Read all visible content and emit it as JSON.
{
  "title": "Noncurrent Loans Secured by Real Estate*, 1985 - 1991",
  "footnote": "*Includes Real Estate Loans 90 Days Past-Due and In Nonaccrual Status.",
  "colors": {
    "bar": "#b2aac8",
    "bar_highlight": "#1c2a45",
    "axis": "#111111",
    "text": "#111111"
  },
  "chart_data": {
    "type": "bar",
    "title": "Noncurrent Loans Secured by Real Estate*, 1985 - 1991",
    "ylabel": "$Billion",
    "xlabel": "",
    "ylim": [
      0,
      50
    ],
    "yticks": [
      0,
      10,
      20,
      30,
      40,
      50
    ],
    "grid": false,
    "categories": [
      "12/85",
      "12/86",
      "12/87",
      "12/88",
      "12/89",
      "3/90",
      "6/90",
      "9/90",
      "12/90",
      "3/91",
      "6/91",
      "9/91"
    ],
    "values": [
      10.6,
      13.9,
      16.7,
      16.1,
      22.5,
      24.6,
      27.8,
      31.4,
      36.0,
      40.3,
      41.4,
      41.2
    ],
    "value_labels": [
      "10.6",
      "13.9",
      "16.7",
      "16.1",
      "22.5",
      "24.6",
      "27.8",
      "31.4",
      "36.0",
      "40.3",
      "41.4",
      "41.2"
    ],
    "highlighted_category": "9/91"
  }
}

★ ★ ★ ★ ★ ★ ★

▶ _Stated goal_:
Filter the records above for "Real" and copy every matching line.

▶ _Solution to the problem_:
  "title": "Noncurrent Loans Secured by Real Estate*, 1985 - 1991",
  "footnote": "*Includes Real Estate Loans 90 Days Past-Due and In Nonaccrual Status.",
    "title": "Noncurrent Loans Secured by Real Estate*, 1985 - 1991",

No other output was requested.